* Required task: Below are records to be output exactly, every one of them.

Collection entries:
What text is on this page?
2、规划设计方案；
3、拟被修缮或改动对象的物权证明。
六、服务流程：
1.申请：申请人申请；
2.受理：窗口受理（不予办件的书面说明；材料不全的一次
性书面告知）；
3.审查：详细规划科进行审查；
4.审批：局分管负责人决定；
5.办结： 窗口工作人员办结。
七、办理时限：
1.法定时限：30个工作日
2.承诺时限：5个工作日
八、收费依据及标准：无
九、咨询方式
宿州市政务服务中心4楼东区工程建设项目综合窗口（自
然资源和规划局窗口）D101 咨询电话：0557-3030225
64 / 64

* Solution to the exercise:
What text is on this page?
2、规划设计方案；
3、拟被修缮或改动对象的物权证明。
六、服务流程：
1.申请：申请人申请；
2.受理：窗口受理（不予办件的书面说明；材料不全的一次
性书面告知）；
3.审查：详细规划科进行审查；
4.审批：局分管负责人决定；
5.办结： 窗口工作人员办结。
七、办理时限：
1.法定时限：30个工作日
2.承诺时限：5个工作日
八、收费依据及标准：无
九、咨询方式
宿州市政务服务中心4楼东区工程建设项目综合窗口（自
然资源和规划局窗口）D101 咨询电话：0557-3030225
64 / 64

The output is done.